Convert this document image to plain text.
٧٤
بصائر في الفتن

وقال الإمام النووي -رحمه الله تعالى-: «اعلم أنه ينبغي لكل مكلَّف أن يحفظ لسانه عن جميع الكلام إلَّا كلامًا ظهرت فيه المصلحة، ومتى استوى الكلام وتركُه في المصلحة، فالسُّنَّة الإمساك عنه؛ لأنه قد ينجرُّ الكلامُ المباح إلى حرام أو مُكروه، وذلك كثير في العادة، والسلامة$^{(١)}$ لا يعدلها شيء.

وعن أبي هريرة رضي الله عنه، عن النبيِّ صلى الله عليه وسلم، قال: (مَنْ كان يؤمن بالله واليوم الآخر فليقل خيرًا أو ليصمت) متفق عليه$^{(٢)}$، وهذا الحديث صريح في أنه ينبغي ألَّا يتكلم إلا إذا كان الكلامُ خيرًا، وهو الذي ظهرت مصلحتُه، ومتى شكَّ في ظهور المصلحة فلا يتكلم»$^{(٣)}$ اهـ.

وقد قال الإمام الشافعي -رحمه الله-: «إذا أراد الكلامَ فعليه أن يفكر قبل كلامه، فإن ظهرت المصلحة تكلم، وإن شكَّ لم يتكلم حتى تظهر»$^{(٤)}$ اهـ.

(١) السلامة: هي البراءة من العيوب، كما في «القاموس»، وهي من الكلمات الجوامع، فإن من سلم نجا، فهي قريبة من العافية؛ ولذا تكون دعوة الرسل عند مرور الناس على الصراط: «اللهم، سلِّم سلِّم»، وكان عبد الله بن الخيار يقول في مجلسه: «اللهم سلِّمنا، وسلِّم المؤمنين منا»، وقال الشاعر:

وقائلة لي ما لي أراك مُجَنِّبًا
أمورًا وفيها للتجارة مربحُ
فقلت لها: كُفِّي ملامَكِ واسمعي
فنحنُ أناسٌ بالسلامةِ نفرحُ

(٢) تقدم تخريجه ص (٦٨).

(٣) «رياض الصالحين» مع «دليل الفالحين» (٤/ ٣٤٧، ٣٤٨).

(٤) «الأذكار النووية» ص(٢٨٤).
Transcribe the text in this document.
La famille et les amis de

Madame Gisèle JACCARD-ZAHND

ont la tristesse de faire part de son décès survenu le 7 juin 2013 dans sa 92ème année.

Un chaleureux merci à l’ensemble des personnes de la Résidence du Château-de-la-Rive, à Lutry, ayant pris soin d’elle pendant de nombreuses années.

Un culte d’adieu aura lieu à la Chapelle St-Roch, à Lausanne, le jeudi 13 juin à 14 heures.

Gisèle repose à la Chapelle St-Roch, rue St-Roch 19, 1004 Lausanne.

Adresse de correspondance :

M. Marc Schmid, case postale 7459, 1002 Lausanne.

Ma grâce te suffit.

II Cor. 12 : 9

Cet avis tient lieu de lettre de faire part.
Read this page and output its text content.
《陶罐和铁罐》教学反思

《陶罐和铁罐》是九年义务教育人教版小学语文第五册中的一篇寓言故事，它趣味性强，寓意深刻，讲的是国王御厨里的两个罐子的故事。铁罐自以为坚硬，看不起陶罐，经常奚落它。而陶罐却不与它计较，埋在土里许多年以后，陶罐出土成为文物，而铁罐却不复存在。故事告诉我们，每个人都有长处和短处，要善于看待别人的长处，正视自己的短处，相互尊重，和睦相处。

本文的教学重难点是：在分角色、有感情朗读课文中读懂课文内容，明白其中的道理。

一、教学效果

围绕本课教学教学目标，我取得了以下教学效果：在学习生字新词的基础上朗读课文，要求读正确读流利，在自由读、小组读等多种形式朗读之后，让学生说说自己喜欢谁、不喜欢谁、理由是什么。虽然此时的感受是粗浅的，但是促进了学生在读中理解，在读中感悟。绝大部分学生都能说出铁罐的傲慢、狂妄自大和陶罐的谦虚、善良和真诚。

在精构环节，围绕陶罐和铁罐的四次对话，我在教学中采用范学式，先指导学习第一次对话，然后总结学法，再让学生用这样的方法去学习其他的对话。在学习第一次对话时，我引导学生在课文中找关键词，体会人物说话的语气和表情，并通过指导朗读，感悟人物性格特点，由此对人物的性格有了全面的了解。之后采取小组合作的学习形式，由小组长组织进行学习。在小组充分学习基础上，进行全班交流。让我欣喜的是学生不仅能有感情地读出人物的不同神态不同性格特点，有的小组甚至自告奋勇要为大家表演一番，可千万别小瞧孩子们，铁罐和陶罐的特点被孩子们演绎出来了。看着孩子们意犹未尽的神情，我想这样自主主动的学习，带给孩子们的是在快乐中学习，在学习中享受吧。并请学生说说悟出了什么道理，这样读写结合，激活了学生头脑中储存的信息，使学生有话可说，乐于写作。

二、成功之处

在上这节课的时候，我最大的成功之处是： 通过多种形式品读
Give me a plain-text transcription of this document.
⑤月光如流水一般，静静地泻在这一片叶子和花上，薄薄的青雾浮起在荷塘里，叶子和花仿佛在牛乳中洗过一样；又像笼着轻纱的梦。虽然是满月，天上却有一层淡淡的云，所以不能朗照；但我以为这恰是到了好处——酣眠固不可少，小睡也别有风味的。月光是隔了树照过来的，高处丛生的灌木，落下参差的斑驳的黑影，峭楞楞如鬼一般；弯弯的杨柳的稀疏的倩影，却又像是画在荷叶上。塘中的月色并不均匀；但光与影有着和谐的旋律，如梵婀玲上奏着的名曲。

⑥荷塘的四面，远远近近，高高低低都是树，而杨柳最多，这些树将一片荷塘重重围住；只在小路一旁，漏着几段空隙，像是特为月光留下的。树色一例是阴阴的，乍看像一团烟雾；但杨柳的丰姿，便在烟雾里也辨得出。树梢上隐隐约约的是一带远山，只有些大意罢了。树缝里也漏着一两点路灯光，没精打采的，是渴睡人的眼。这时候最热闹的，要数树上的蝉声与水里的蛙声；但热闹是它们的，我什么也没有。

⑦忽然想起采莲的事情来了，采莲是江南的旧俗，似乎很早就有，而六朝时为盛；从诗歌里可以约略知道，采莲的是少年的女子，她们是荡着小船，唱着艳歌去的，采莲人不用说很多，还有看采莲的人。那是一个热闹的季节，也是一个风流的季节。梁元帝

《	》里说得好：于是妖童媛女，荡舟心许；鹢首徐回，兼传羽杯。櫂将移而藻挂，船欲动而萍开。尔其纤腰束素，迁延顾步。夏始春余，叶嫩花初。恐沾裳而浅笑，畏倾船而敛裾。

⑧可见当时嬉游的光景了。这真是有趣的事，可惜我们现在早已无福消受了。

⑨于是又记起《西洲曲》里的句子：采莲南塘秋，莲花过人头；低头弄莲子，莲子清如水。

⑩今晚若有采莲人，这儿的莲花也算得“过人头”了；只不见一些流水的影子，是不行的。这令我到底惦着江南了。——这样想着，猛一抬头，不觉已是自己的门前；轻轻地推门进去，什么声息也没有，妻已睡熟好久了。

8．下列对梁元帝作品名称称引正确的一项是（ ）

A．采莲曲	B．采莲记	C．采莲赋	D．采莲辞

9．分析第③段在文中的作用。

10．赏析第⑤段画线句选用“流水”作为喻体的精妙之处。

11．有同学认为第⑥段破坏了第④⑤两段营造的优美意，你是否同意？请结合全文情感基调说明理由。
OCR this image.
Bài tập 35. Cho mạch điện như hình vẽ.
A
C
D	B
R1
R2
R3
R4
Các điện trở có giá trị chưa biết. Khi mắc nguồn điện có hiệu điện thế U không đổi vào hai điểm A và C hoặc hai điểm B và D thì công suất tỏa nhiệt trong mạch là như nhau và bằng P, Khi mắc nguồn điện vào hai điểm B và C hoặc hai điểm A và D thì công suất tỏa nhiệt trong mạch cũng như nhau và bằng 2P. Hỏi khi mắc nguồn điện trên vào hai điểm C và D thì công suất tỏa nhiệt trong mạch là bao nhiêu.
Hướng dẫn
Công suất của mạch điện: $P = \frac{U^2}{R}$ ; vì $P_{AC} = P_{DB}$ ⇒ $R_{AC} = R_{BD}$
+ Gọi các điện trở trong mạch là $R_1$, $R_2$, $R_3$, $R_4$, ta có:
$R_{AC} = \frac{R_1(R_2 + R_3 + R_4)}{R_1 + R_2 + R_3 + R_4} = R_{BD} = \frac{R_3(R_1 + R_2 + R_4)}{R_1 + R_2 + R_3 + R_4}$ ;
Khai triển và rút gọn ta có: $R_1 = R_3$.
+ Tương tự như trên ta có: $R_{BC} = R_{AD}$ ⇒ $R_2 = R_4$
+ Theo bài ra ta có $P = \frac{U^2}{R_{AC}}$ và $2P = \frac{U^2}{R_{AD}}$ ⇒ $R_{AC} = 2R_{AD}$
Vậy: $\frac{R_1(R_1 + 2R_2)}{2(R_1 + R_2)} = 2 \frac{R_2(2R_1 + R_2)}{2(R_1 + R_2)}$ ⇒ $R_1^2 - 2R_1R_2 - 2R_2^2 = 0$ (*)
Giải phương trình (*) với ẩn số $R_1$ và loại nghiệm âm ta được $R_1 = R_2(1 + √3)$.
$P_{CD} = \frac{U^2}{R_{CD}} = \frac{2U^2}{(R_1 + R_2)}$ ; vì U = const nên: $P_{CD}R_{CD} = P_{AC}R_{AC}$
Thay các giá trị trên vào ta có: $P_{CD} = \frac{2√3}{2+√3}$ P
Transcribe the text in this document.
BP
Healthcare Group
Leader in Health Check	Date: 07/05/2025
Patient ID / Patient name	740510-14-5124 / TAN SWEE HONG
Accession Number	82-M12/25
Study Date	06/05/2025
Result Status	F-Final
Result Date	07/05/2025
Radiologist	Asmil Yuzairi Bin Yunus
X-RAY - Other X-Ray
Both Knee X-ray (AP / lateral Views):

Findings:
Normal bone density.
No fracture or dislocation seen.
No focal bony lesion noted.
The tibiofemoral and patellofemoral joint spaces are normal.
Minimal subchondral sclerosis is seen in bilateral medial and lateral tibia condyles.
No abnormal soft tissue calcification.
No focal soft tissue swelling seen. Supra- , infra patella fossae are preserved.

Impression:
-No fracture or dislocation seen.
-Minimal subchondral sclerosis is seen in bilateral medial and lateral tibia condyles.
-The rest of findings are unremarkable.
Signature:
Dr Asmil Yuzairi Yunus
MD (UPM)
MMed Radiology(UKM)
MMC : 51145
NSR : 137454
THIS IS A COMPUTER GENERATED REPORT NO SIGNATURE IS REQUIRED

What the exercise asks: Of the lines in the material, how many contain the word "Yuzairi"? Reply with the number and nothing else.

Task output: 2